Stored data

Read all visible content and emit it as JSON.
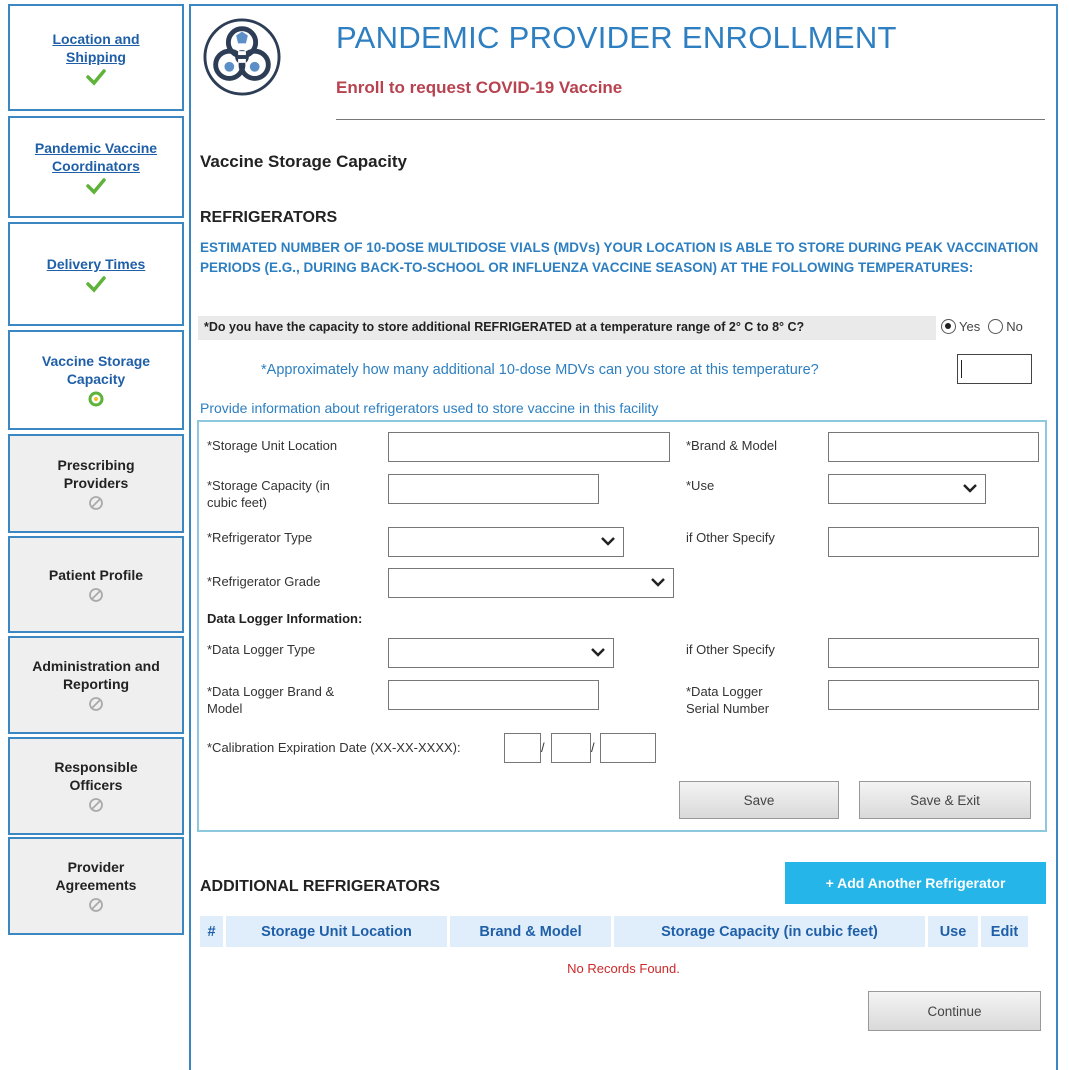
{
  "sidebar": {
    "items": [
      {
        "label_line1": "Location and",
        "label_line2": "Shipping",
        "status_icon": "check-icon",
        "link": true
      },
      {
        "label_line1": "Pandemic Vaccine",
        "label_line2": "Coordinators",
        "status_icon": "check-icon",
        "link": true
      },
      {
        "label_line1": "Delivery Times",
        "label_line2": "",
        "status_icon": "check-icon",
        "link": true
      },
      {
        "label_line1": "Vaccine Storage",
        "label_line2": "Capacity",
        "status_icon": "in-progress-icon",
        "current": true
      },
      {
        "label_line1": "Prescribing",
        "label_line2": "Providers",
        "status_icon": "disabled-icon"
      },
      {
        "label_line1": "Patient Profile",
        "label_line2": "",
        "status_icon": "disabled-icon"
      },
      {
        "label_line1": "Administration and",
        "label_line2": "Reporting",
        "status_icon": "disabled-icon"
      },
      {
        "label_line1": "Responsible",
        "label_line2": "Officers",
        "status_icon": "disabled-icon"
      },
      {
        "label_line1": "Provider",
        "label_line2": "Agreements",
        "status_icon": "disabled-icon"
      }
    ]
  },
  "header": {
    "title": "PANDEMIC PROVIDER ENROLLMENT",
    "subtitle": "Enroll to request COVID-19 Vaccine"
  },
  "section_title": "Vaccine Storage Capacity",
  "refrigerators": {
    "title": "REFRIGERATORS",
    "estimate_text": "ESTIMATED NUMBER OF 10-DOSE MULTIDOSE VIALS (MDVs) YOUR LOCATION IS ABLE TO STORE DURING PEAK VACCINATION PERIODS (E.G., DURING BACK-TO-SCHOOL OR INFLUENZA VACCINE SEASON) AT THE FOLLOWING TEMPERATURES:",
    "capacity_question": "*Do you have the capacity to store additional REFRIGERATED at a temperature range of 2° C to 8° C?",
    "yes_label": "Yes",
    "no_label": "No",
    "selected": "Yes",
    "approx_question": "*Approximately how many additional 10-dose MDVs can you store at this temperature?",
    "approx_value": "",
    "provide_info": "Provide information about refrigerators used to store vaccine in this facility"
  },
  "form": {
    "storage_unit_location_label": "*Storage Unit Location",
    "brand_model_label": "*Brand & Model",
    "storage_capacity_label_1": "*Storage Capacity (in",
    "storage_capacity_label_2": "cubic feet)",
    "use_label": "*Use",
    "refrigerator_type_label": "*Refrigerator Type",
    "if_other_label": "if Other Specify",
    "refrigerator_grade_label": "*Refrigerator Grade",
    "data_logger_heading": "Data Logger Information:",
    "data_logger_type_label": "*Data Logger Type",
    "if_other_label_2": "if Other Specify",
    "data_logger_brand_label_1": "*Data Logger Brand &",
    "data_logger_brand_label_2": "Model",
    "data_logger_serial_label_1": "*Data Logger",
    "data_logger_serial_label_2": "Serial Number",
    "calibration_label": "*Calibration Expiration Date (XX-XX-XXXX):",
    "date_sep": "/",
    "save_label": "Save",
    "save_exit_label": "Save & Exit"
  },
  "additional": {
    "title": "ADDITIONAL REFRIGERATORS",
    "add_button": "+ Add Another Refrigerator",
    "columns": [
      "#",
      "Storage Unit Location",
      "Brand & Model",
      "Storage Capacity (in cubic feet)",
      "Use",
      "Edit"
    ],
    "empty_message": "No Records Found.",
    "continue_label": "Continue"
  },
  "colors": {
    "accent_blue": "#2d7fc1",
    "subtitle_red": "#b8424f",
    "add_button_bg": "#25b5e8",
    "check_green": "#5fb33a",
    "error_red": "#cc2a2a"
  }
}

What you have to do
Copy each line above precisely, dropping the pictures.

Answer to this task
Read all visible content and emit it as JSON.
{
  "sidebar": {
    "items": [
      {
        "label_line1": "Location and",
        "label_line2": "Shipping",
        "status_icon": "check-icon",
        "link": true
      },
      {
        "label_line1": "Pandemic Vaccine",
        "label_line2": "Coordinators",
        "status_icon": "check-icon",
        "link": true
      },
      {
        "label_line1": "Delivery Times",
        "label_line2": "",
        "status_icon": "check-icon",
        "link": true
      },
      {
        "label_line1": "Vaccine Storage",
        "label_line2": "Capacity",
        "status_icon": "in-progress-icon",
        "current": true
      },
      {
        "label_line1": "Prescribing",
        "label_line2": "Providers",
        "status_icon": "disabled-icon"
      },
      {
        "label_line1": "Patient Profile",
        "label_line2": "",
        "status_icon": "disabled-icon"
      },
      {
        "label_line1": "Administration and",
        "label_line2": "Reporting",
        "status_icon": "disabled-icon"
      },
      {
        "label_line1": "Responsible",
        "label_line2": "Officers",
        "status_icon": "disabled-icon"
      },
      {
        "label_line1": "Provider",
        "label_line2": "Agreements",
        "status_icon": "disabled-icon"
      }
    ]
  },
  "header": {
    "title": "PANDEMIC PROVIDER ENROLLMENT",
    "subtitle": "Enroll to request COVID-19 Vaccine"
  },
  "section_title": "Vaccine Storage Capacity",
  "refrigerators": {
    "title": "REFRIGERATORS",
    "estimate_text": "ESTIMATED NUMBER OF 10-DOSE MULTIDOSE VIALS (MDVs) YOUR LOCATION IS ABLE TO STORE DURING PEAK VACCINATION PERIODS (E.G., DURING BACK-TO-SCHOOL OR INFLUENZA VACCINE SEASON) AT THE FOLLOWING TEMPERATURES:",
    "capacity_question": "*Do you have the capacity to store additional REFRIGERATED at a temperature range of 2° C to 8° C?",
    "yes_label": "Yes",
    "no_label": "No",
    "selected": "Yes",
    "approx_question": "*Approximately how many additional 10-dose MDVs can you store at this temperature?",
    "approx_value": "",
    "provide_info": "Provide information about refrigerators used to store vaccine in this facility"
  },
  "form": {
    "storage_unit_location_label": "*Storage Unit Location",
    "brand_model_label": "*Brand & Model",
    "storage_capacity_label_1": "*Storage Capacity (in",
    "storage_capacity_label_2": "cubic feet)",
    "use_label": "*Use",
    "refrigerator_type_label": "*Refrigerator Type",
    "if_other_label": "if Other Specify",
    "refrigerator_grade_label": "*Refrigerator Grade",
    "data_logger_heading": "Data Logger Information:",
    "data_logger_type_label": "*Data Logger Type",
    "if_other_label_2": "if Other Specify",
    "data_logger_brand_label_1": "*Data Logger Brand &",
    "data_logger_brand_label_2": "Model",
    "data_logger_serial_label_1": "*Data Logger",
    "data_logger_serial_label_2": "Serial Number",
    "calibration_label": "*Calibration Expiration Date (XX-XX-XXXX):",
    "date_sep": "/",
    "save_label": "Save",
    "save_exit_label": "Save & Exit"
  },
  "additional": {
    "title": "ADDITIONAL REFRIGERATORS",
    "add_button": "+ Add Another Refrigerator",
    "columns": [
      "#",
      "Storage Unit Location",
      "Brand & Model",
      "Storage Capacity (in cubic feet)",
      "Use",
      "Edit"
    ],
    "empty_message": "No Records Found.",
    "continue_label": "Continue"
  },
  "colors": {
    "accent_blue": "#2d7fc1",
    "subtitle_red": "#b8424f",
    "add_button_bg": "#25b5e8",
    "check_green": "#5fb33a",
    "error_red": "#cc2a2a"
  }
}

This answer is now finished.